:: What to produce ::
Filter the entries, keeping every line with the word "statement".
## BEGIN Data supplied
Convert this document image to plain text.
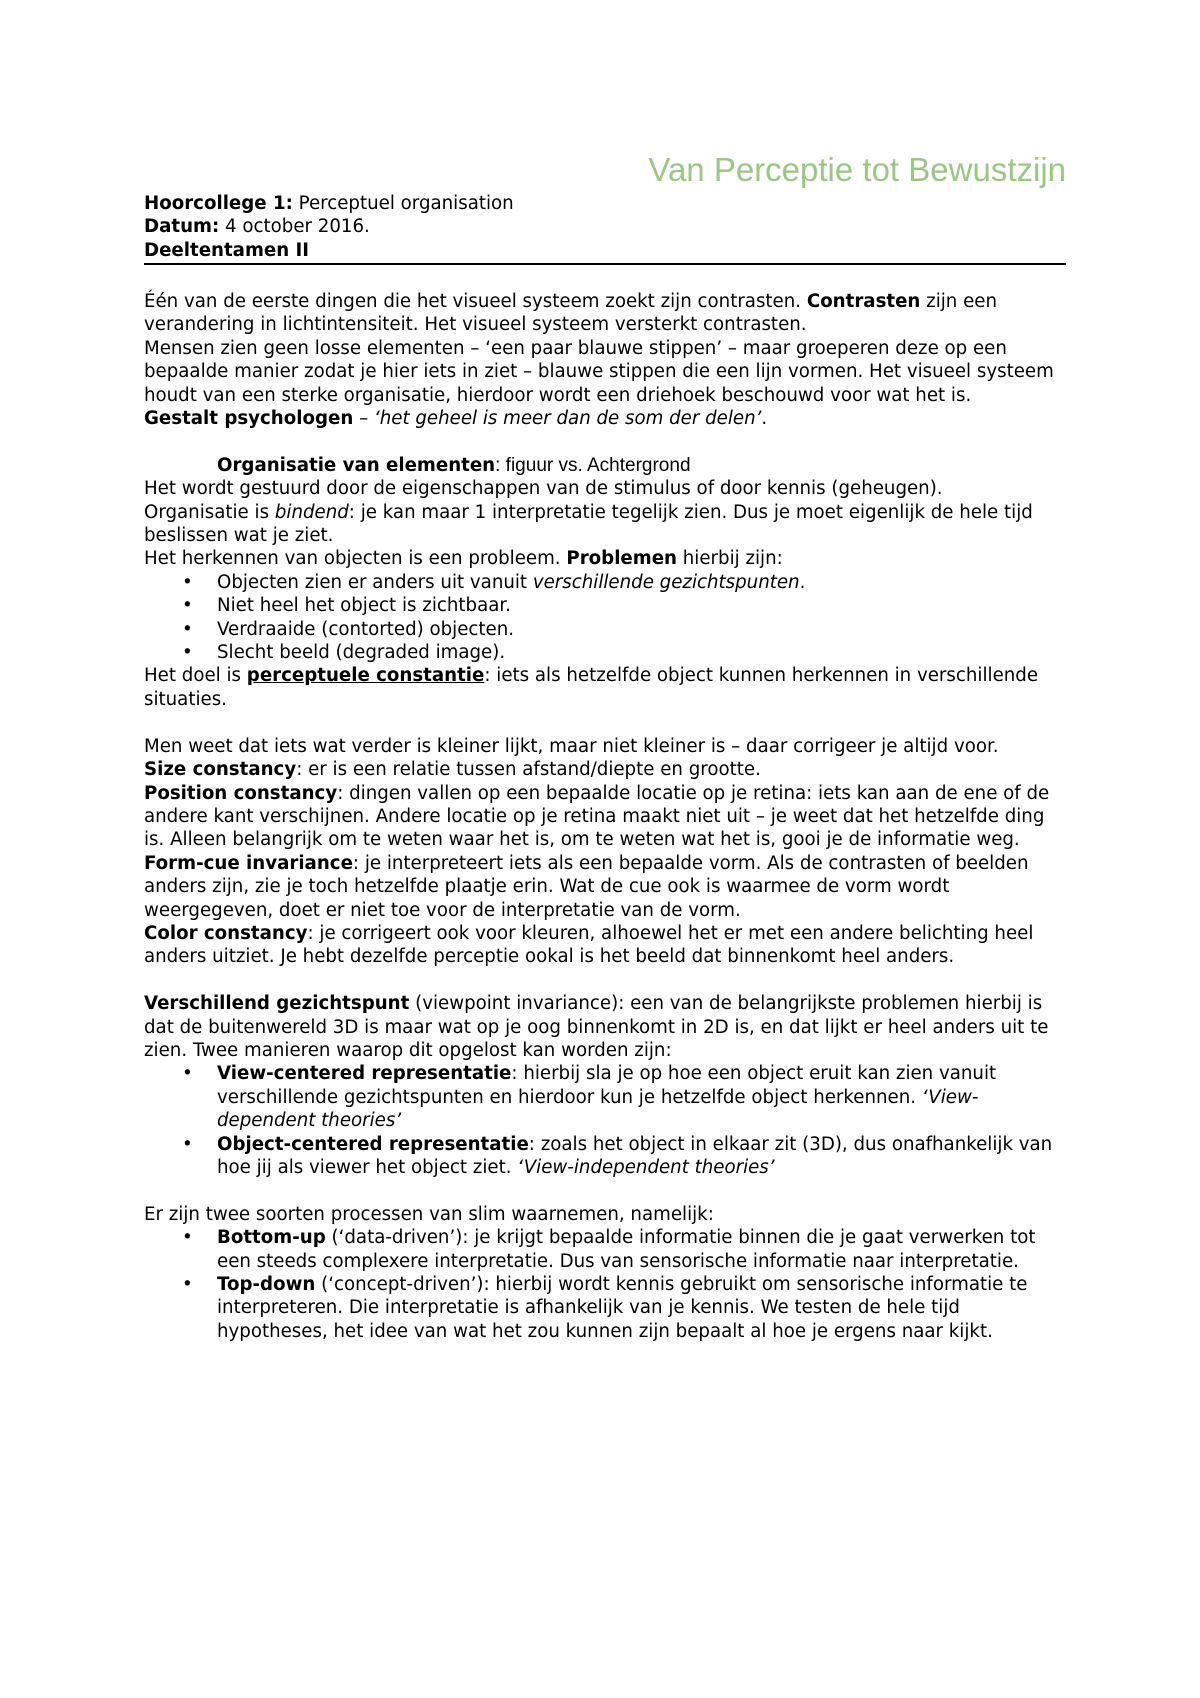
Van Perceptie tot Bewustzijn

Hoorcollege 1: Perceptuel organisation

Datum: 4 october 2016.

Deeltentamen II

Één van de eerste dingen die het visueel systeem zoekt zijn contrasten. Contrasten zijn een verandering in lichtintensiteit. Het visueel systeem versterkt contrasten.

Mensen zien geen losse elementen – ‘een paar blauwe stippen’ – maar groeperen deze op een bepaalde manier zodat je hier iets in ziet – blauwe stippen die een lijn vormen. Het visueel systeem houdt van een sterke organisatie, hierdoor wordt een driehoek beschouwd voor wat het is.

Gestalt psychologen – ‘het geheel is meer dan de som der delen’.

Organisatie van elementen: figuur vs. Achtergrond

Het wordt gestuurd door de eigenschappen van de stimulus of door kennis (geheugen).

Organisatie is bindend: je kan maar 1 interpretatie tegelijk zien. Dus je moet eigenlijk de hele tijd beslissen wat je ziet.

Het herkennen van objecten is een probleem. Problemen hierbij zijn:

• Objecten zien er anders uit vanuit verschillende gezichtspunten.
• Niet heel het object is zichtbaar.
• Verdraaide (contorted) objecten.
• Slecht beeld (degraded image).

Het doel is perceptuele constantie: iets als hetzelfde object kunnen herkennen in verschillende situaties.

Men weet dat iets wat verder is kleiner lijkt, maar niet kleiner is – daar corrigeer je altijd voor.

Size constancy: er is een relatie tussen afstand/diepte en grootte.

Position constancy: dingen vallen op een bepaalde locatie op je retina: iets kan aan de ene of de andere kant verschijnen. Andere locatie op je retina maakt niet uit – je weet dat het hetzelfde ding is. Alleen belangrijk om te weten waar het is, om te weten wat het is, gooi je de informatie weg.

Form-cue invariance: je interpreteert iets als een bepaalde vorm. Als de contrasten of beelden anders zijn, zie je toch hetzelfde plaatje erin. Wat de cue ook is waarmee de vorm wordt weergegeven, doet er niet toe voor de interpretatie van de vorm.

Color constancy: je corrigeert ook voor kleuren, alhoewel het er met een andere belichting heel anders uitziet. Je hebt dezelfde perceptie ookal is het beeld dat binnenkomt heel anders.

Verschillend gezichtspunt (viewpoint invariance): een van de belangrijkste problemen hierbij is dat de buitenwereld 3D is maar wat op je oog binnenkomt in 2D is, en dat lijkt er heel anders uit te zien. Twee manieren waarop dit opgelost kan worden zijn:

• View-centered representatie: hierbij sla je op hoe een object eruit kan zien vanuit verschillende gezichtspunten en hierdoor kun je hetzelfde object herkennen. ‘View-dependent theories’
• Object-centered representatie: zoals het object in elkaar zit (3D), dus onafhankelijk van hoe jij als viewer het object ziet. ‘View-independent theories’

Er zijn twee soorten processen van slim waarnemen, namelijk:

• Bottom-up (‘data-driven’): je krijgt bepaalde informatie binnen die je gaat verwerken tot een steeds complexere interpretatie. Dus van sensorische informatie naar interpretatie.
• Top-down (‘concept-driven’): hierbij wordt kennis gebruikt om sensorische informatie te interpreteren. Die interpretatie is afhankelijk van je kennis. We testen de hele tijd hypotheses, het idee van wat het zou kunnen zijn bepaalt al hoe je ergens naar kijkt.
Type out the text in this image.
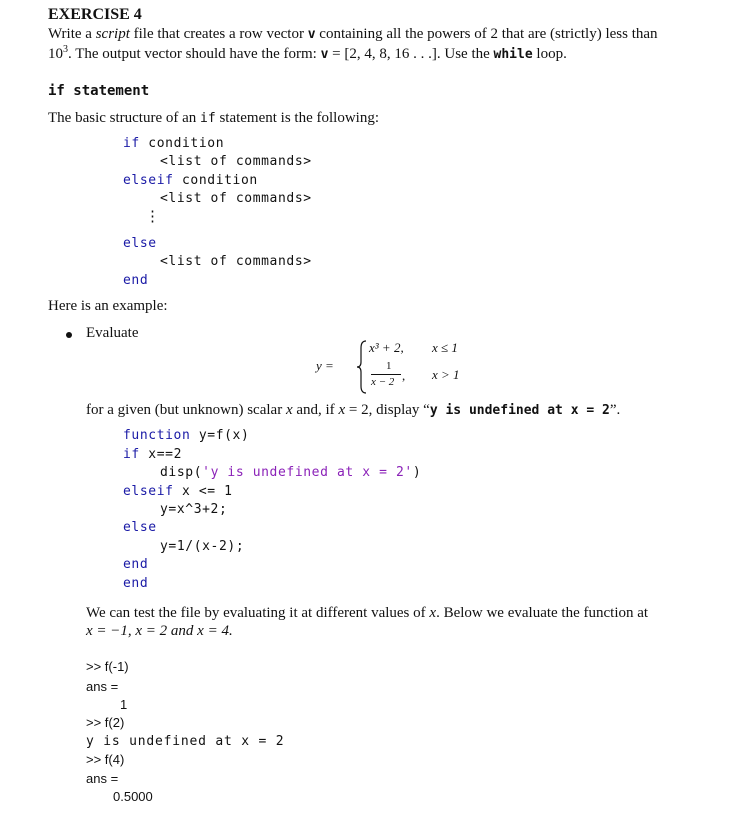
EXERCISE 4
Write a script file that creates a row vector v containing all the powers of 2 that are (strictly) less than
$10^3$. The output vector should have the form: v = [2, 4, 8, 16 . . .]. Use the while loop.
if statement
The basic structure of an if statement is the following:
if condition
<list of commands>
elseif condition
<list of commands>
⋮
else
<list of commands>
end
Here is an example:
Evaluate
y =
x³ + 2, x ≤ 1
1
x − 2 , x > 1
for a given (but unknown) scalar x and, if x = 2, display “y is undefined at x = 2”.
function y=f(x)
if x==2
disp('y is undefined at x = 2')
elseif x <= 1
y=x^3+2;
else
y=1/(x-2);
end
end
We can test the file by evaluating it at different values of x. Below we evaluate the function at
x = −1, x = 2 and x = 4.
>> f(-1)
ans =
1
>> f(2)
y is undefined at x = 2
>> f(4)
ans =
0.5000
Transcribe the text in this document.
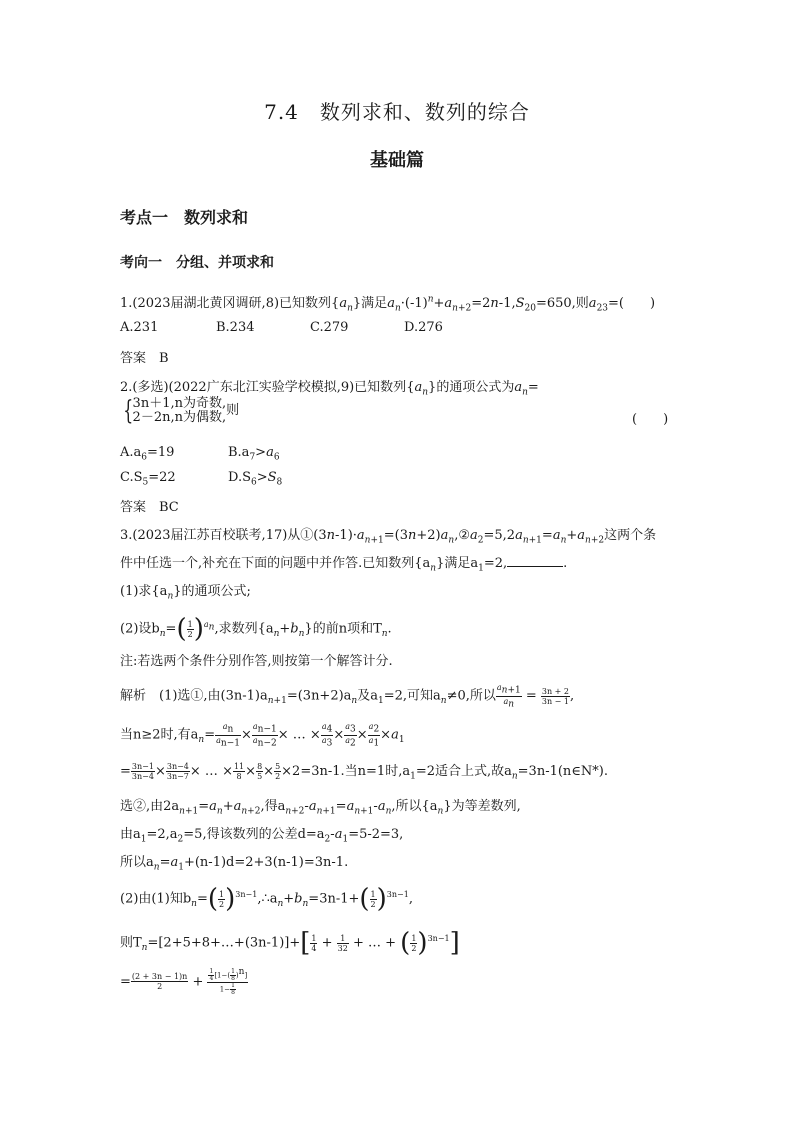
7.4　数列求和、数列的综合
基础篇
考点一　数列求和
考向一　分组、并项求和
1.(2023届湖北黄冈调研,8)已知数列$\{a_n\}$满足$a_n\cdot(-1)^n+a_{n+2}=2n-1,S_{20}=650$,则$a_{23}=$(　　)
A.231	B.234	C.279	D.276
答案　B
2.(多选)(2022广东北江实验学校模拟,9)已知数列$\{a_n\}$的通项公式为$a_n=$
{ 3n＋1,n为奇数,
2－2n,n为偶数, 则
(　　)
$A.a_6=19$	$B.a_7>a_6$
$C.S_5=22$	$D.S_6>S_8$
答案　BC
3.(2023届江苏百校联考,17)从$①(3n-1)\cdot a_{n+1}=(3n+2)a_n,②a_2=5,2a_{n+1}=a_n+a_{n+2}$这两个条
件中任选一个,补充在下面的问题中并作答.已知数列$\{a_n\}$满足$a_1=2$,	.
(1)求$\{a_n\}$的通项公式;
(2)设$b_n=( \frac{1}{2} )^{a_n}$,求数列$\{a_n+b_n\}$的前n项和$T_n$.
注:若选两个条件分别作答,则按第一个解答计分.
解析　(1)选①,由$(3n-1)a_{n+1}=(3n+2)a_n$及$a_1=2$,可知$a_n\ne 0$,所以 $\frac{a_{n+1}}{a_n} = \frac{3n + 2}{3n - 1}$ ,
当n≥2时,有$a_n= \frac{a_n}{a_{n-1}} \times \frac{a_{n-1}}{a_{n-2}}$ × … × $\frac{a_4}{a_3} \times \frac{a_3}{a_2} \times \frac{a_2}{a_1} \times a_1$
= $\frac{3n-1}{3n-4} \times \frac{3n-4}{3n-7}$ × … × $\frac{11}{8} \times \frac{8}{5} \times \frac{5}{2} \times 2=3n-1$.当n=1时$,a_1=2$适合上式,故$a_n=3n-1(n\in N*)$.
选②,由$2a_{n+1}=a_n+a_{n+2}$,得$a_{n+2}-a_{n+1}=a_{n+1}-a_n$,所以$\{a_n\}$为等差数列,
由$a_1=2,a_2=5$,得该数列的公差$d=a_2-a_1=5-2=3$,
所以$a_n=a_1+(n-1)d=2+3(n-1)=3n-1$.
(2)由(1)知$b_n=( \frac{1}{2}$ )$^{3n-1},\therefore a_n+b_n=3n-1+( \frac{1}{2} )^{3n-1}$,
则$T_n=[2+5+8+\dots+(3n-1)]+[ \frac{1}{4} + \frac{1}{32}$ + … + ( $\frac{1}{2} )^{3n-1}$]
= $\frac{(2 + 3n - 1)n}{2} + \frac{\frac{1}{4} [1-( \frac{1}{8} )^n]}{1- \frac{1}{8}}$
## END Data supplied
:: The output ::
if statement
The basic structure of an if statement is the following:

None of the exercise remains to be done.